# [RAW RECORDS]
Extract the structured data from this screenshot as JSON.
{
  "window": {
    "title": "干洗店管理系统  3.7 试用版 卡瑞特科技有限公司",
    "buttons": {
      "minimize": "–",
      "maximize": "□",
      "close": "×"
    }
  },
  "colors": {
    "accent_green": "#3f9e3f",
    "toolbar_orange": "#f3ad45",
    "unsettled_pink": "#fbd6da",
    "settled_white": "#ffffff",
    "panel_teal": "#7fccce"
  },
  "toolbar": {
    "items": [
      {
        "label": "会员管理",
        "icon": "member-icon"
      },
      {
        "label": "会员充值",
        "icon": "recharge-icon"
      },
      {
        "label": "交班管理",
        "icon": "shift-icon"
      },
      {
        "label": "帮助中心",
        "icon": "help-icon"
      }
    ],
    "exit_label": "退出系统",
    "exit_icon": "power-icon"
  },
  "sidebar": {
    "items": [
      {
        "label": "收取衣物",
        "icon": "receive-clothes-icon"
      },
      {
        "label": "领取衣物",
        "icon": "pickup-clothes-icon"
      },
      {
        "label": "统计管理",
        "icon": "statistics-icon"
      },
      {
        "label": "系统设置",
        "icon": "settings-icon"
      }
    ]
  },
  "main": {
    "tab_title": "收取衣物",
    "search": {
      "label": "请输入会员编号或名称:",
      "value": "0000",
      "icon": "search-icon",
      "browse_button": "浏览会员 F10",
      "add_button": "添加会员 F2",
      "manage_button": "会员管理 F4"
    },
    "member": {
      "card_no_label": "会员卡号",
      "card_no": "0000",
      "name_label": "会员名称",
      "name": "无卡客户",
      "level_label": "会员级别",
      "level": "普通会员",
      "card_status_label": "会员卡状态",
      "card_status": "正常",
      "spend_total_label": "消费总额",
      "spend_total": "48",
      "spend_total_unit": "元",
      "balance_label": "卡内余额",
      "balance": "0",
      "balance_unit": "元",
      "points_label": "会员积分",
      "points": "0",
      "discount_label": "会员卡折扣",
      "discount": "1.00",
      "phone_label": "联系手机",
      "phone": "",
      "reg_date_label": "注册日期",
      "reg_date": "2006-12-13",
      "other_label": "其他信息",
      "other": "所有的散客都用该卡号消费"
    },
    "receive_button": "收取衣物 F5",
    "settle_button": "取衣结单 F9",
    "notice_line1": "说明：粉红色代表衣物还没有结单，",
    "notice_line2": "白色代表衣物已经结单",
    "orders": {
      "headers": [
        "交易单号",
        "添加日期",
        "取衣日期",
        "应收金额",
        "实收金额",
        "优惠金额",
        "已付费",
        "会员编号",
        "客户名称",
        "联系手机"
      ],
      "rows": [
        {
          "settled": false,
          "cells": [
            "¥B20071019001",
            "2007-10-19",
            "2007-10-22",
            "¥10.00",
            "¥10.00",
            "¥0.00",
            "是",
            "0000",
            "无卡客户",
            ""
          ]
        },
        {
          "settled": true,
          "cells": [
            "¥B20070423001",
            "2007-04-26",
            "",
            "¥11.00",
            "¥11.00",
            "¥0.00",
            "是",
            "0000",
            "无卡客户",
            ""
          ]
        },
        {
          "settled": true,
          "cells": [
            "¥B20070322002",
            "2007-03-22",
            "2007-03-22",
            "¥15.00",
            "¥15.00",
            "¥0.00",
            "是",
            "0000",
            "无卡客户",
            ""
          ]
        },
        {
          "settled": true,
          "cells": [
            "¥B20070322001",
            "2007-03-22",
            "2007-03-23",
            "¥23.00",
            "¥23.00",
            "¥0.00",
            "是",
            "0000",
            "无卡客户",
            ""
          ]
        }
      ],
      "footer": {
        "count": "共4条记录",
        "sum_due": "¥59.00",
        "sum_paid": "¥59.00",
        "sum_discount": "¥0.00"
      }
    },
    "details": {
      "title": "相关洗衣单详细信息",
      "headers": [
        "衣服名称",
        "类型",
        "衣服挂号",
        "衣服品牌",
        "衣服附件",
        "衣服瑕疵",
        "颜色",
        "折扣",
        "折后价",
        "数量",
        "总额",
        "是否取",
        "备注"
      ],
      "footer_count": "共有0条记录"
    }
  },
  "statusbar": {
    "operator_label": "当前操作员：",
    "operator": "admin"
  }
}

# [PROBLEM TO WORK ON]
Repeat all of the records above exactly as written.

# [TASK OUTPUT]
Extract the structured data from this screenshot as JSON.
{
  "window": {
    "title": "干洗店管理系统  3.7 试用版 卡瑞特科技有限公司",
    "buttons": {
      "minimize": "–",
      "maximize": "□",
      "close": "×"
    }
  },
  "colors": {
    "accent_green": "#3f9e3f",
    "toolbar_orange": "#f3ad45",
    "unsettled_pink": "#fbd6da",
    "settled_white": "#ffffff",
    "panel_teal": "#7fccce"
  },
  "toolbar": {
    "items": [
      {
        "label": "会员管理",
        "icon": "member-icon"
      },
      {
        "label": "会员充值",
        "icon": "recharge-icon"
      },
      {
        "label": "交班管理",
        "icon": "shift-icon"
      },
      {
        "label": "帮助中心",
        "icon": "help-icon"
      }
    ],
    "exit_label": "退出系统",
    "exit_icon": "power-icon"
  },
  "sidebar": {
    "items": [
      {
        "label": "收取衣物",
        "icon": "receive-clothes-icon"
      },
      {
        "label": "领取衣物",
        "icon": "pickup-clothes-icon"
      },
      {
        "label": "统计管理",
        "icon": "statistics-icon"
      },
      {
        "label": "系统设置",
        "icon": "settings-icon"
      }
    ]
  },
  "main": {
    "tab_title": "收取衣物",
    "search": {
      "label": "请输入会员编号或名称:",
      "value": "0000",
      "icon": "search-icon",
      "browse_button": "浏览会员 F10",
      "add_button": "添加会员 F2",
      "manage_button": "会员管理 F4"
    },
    "member": {
      "card_no_label": "会员卡号",
      "card_no": "0000",
      "name_label": "会员名称",
      "name": "无卡客户",
      "level_label": "会员级别",
      "level": "普通会员",
      "card_status_label": "会员卡状态",
      "card_status": "正常",
      "spend_total_label": "消费总额",
      "spend_total": "48",
      "spend_total_unit": "元",
      "balance_label": "卡内余额",
      "balance": "0",
      "balance_unit": "元",
      "points_label": "会员积分",
      "points": "0",
      "discount_label": "会员卡折扣",
      "discount": "1.00",
      "phone_label": "联系手机",
      "phone": "",
      "reg_date_label": "注册日期",
      "reg_date": "2006-12-13",
      "other_label": "其他信息",
      "other": "所有的散客都用该卡号消费"
    },
    "receive_button": "收取衣物 F5",
    "settle_button": "取衣结单 F9",
    "notice_line1": "说明：粉红色代表衣物还没有结单，",
    "notice_line2": "白色代表衣物已经结单",
    "orders": {
      "headers": [
        "交易单号",
        "添加日期",
        "取衣日期",
        "应收金额",
        "实收金额",
        "优惠金额",
        "已付费",
        "会员编号",
        "客户名称",
        "联系手机"
      ],
      "rows": [
        {
          "settled": false,
          "cells": [
            "¥B20071019001",
            "2007-10-19",
            "2007-10-22",
            "¥10.00",
            "¥10.00",
            "¥0.00",
            "是",
            "0000",
            "无卡客户",
            ""
          ]
        },
        {
          "settled": true,
          "cells": [
            "¥B20070423001",
            "2007-04-26",
            "",
            "¥11.00",
            "¥11.00",
            "¥0.00",
            "是",
            "0000",
            "无卡客户",
            ""
          ]
        },
        {
          "settled": true,
          "cells": [
            "¥B20070322002",
            "2007-03-22",
            "2007-03-22",
            "¥15.00",
            "¥15.00",
            "¥0.00",
            "是",
            "0000",
            "无卡客户",
            ""
          ]
        },
        {
          "settled": true,
          "cells": [
            "¥B20070322001",
            "2007-03-22",
            "2007-03-23",
            "¥23.00",
            "¥23.00",
            "¥0.00",
            "是",
            "0000",
            "无卡客户",
            ""
          ]
        }
      ],
      "footer": {
        "count": "共4条记录",
        "sum_due": "¥59.00",
        "sum_paid": "¥59.00",
        "sum_discount": "¥0.00"
      }
    },
    "details": {
      "title": "相关洗衣单详细信息",
      "headers": [
        "衣服名称",
        "类型",
        "衣服挂号",
        "衣服品牌",
        "衣服附件",
        "衣服瑕疵",
        "颜色",
        "折扣",
        "折后价",
        "数量",
        "总额",
        "是否取",
        "备注"
      ],
      "footer_count": "共有0条记录"
    }
  },
  "statusbar": {
    "operator_label": "当前操作员：",
    "operator": "admin"
  }
}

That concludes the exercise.